| SET EXERCISE |
Write out every entry exactly as it appears.

| MATERIAL FOR THIS TASK |
■ ■ ■ ■
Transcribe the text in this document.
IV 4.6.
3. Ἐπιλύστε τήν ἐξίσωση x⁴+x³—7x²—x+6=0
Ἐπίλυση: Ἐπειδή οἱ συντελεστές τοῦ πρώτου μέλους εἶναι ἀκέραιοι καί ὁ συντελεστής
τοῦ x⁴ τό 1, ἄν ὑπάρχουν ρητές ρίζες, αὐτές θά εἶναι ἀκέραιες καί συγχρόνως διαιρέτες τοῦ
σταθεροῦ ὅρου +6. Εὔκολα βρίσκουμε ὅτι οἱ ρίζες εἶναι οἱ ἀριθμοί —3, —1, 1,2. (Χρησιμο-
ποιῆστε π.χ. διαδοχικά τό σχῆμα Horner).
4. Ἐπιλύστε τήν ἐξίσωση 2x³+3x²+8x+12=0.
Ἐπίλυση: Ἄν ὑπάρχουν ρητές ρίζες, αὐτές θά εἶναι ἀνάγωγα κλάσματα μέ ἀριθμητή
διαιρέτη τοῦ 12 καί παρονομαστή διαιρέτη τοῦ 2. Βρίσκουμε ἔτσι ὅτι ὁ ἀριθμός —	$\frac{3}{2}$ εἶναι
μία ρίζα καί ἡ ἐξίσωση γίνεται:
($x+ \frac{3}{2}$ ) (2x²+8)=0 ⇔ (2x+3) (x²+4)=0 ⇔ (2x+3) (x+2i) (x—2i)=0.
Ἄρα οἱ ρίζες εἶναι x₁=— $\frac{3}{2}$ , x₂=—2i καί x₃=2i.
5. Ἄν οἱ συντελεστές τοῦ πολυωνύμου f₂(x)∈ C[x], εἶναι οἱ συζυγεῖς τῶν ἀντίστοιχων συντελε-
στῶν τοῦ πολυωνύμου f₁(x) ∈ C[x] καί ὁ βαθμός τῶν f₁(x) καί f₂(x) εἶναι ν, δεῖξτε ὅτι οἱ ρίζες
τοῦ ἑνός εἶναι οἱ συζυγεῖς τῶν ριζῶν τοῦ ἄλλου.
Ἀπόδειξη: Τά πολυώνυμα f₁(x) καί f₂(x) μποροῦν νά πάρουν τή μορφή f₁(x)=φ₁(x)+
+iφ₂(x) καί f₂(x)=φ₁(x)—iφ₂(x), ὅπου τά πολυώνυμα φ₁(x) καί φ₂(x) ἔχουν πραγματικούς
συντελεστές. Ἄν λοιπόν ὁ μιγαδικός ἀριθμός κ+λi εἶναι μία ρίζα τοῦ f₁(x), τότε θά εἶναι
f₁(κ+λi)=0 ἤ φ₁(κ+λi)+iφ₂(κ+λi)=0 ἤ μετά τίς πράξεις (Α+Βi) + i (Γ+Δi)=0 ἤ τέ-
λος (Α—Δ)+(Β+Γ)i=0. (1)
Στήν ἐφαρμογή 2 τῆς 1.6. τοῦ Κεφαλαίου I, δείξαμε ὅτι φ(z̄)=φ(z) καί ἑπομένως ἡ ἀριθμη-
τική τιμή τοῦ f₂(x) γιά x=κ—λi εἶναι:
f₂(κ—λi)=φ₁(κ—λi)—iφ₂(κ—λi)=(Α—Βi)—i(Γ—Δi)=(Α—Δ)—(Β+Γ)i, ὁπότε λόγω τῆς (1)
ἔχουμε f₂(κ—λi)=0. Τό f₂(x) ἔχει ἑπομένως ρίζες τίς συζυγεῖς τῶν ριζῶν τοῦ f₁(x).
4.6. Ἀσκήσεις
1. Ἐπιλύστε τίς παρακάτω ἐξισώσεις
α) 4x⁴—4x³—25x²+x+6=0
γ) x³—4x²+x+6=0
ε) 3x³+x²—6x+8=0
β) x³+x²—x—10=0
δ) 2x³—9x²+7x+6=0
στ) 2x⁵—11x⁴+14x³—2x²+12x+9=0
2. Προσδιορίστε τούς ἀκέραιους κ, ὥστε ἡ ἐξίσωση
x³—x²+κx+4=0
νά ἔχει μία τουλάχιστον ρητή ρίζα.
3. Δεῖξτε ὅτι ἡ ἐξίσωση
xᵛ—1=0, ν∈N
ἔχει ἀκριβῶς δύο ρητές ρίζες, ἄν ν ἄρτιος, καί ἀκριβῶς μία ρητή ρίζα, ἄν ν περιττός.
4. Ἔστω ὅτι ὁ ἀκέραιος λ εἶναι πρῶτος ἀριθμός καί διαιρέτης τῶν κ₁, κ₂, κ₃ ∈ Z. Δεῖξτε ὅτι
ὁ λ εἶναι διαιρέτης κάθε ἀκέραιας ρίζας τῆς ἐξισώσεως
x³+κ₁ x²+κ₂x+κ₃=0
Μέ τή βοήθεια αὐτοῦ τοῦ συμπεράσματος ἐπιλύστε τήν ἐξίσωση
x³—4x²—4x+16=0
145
■ ■ ■ ■
| RESPONSE |
Transcribe the text in this document.
IV 4.6.
3. Ἐπιλύστε τήν ἐξίσωση x⁴+x³—7x²—x+6=0
Ἐπίλυση: Ἐπειδή οἱ συντελεστές τοῦ πρώτου μέλους εἶναι ἀκέραιοι καί ὁ συντελεστής
τοῦ x⁴ τό 1, ἄν ὑπάρχουν ρητές ρίζες, αὐτές θά εἶναι ἀκέραιες καί συγχρόνως διαιρέτες τοῦ
σταθεροῦ ὅρου +6. Εὔκολα βρίσκουμε ὅτι οἱ ρίζες εἶναι οἱ ἀριθμοί —3, —1, 1,2. (Χρησιμο-
ποιῆστε π.χ. διαδοχικά τό σχῆμα Horner).
4. Ἐπιλύστε τήν ἐξίσωση 2x³+3x²+8x+12=0.
Ἐπίλυση: Ἄν ὑπάρχουν ρητές ρίζες, αὐτές θά εἶναι ἀνάγωγα κλάσματα μέ ἀριθμητή
διαιρέτη τοῦ 12 καί παρονομαστή διαιρέτη τοῦ 2. Βρίσκουμε ἔτσι ὅτι ὁ ἀριθμός —	$\frac{3}{2}$ εἶναι
μία ρίζα καί ἡ ἐξίσωση γίνεται:
($x+ \frac{3}{2}$ ) (2x²+8)=0 ⇔ (2x+3) (x²+4)=0 ⇔ (2x+3) (x+2i) (x—2i)=0.
Ἄρα οἱ ρίζες εἶναι x₁=— $\frac{3}{2}$ , x₂=—2i καί x₃=2i.
5. Ἄν οἱ συντελεστές τοῦ πολυωνύμου f₂(x)∈ C[x], εἶναι οἱ συζυγεῖς τῶν ἀντίστοιχων συντελε-
στῶν τοῦ πολυωνύμου f₁(x) ∈ C[x] καί ὁ βαθμός τῶν f₁(x) καί f₂(x) εἶναι ν, δεῖξτε ὅτι οἱ ρίζες
τοῦ ἑνός εἶναι οἱ συζυγεῖς τῶν ριζῶν τοῦ ἄλλου.
Ἀπόδειξη: Τά πολυώνυμα f₁(x) καί f₂(x) μποροῦν νά πάρουν τή μορφή f₁(x)=φ₁(x)+
+iφ₂(x) καί f₂(x)=φ₁(x)—iφ₂(x), ὅπου τά πολυώνυμα φ₁(x) καί φ₂(x) ἔχουν πραγματικούς
συντελεστές. Ἄν λοιπόν ὁ μιγαδικός ἀριθμός κ+λi εἶναι μία ρίζα τοῦ f₁(x), τότε θά εἶναι
f₁(κ+λi)=0 ἤ φ₁(κ+λi)+iφ₂(κ+λi)=0 ἤ μετά τίς πράξεις (Α+Βi) + i (Γ+Δi)=0 ἤ τέ-
λος (Α—Δ)+(Β+Γ)i=0. (1)
Στήν ἐφαρμογή 2 τῆς 1.6. τοῦ Κεφαλαίου I, δείξαμε ὅτι φ(z̄)=φ(z) καί ἑπομένως ἡ ἀριθμη-
τική τιμή τοῦ f₂(x) γιά x=κ—λi εἶναι:
f₂(κ—λi)=φ₁(κ—λi)—iφ₂(κ—λi)=(Α—Βi)—i(Γ—Δi)=(Α—Δ)—(Β+Γ)i, ὁπότε λόγω τῆς (1)
ἔχουμε f₂(κ—λi)=0. Τό f₂(x) ἔχει ἑπομένως ρίζες τίς συζυγεῖς τῶν ριζῶν τοῦ f₁(x).
4.6. Ἀσκήσεις
1. Ἐπιλύστε τίς παρακάτω ἐξισώσεις
α) 4x⁴—4x³—25x²+x+6=0
γ) x³—4x²+x+6=0
ε) 3x³+x²—6x+8=0
β) x³+x²—x—10=0
δ) 2x³—9x²+7x+6=0
στ) 2x⁵—11x⁴+14x³—2x²+12x+9=0
2. Προσδιορίστε τούς ἀκέραιους κ, ὥστε ἡ ἐξίσωση
x³—x²+κx+4=0
νά ἔχει μία τουλάχιστον ρητή ρίζα.
3. Δεῖξτε ὅτι ἡ ἐξίσωση
xᵛ—1=0, ν∈N
ἔχει ἀκριβῶς δύο ρητές ρίζες, ἄν ν ἄρτιος, καί ἀκριβῶς μία ρητή ρίζα, ἄν ν περιττός.
4. Ἔστω ὅτι ὁ ἀκέραιος λ εἶναι πρῶτος ἀριθμός καί διαιρέτης τῶν κ₁, κ₂, κ₃ ∈ Z. Δεῖξτε ὅτι
ὁ λ εἶναι διαιρέτης κάθε ἀκέραιας ρίζας τῆς ἐξισώσεως
x³+κ₁ x²+κ₂x+κ₃=0
Μέ τή βοήθεια αὐτοῦ τοῦ συμπεράσματος ἐπιλύστε τήν ἐξίσωση
x³—4x²—4x+16=0
145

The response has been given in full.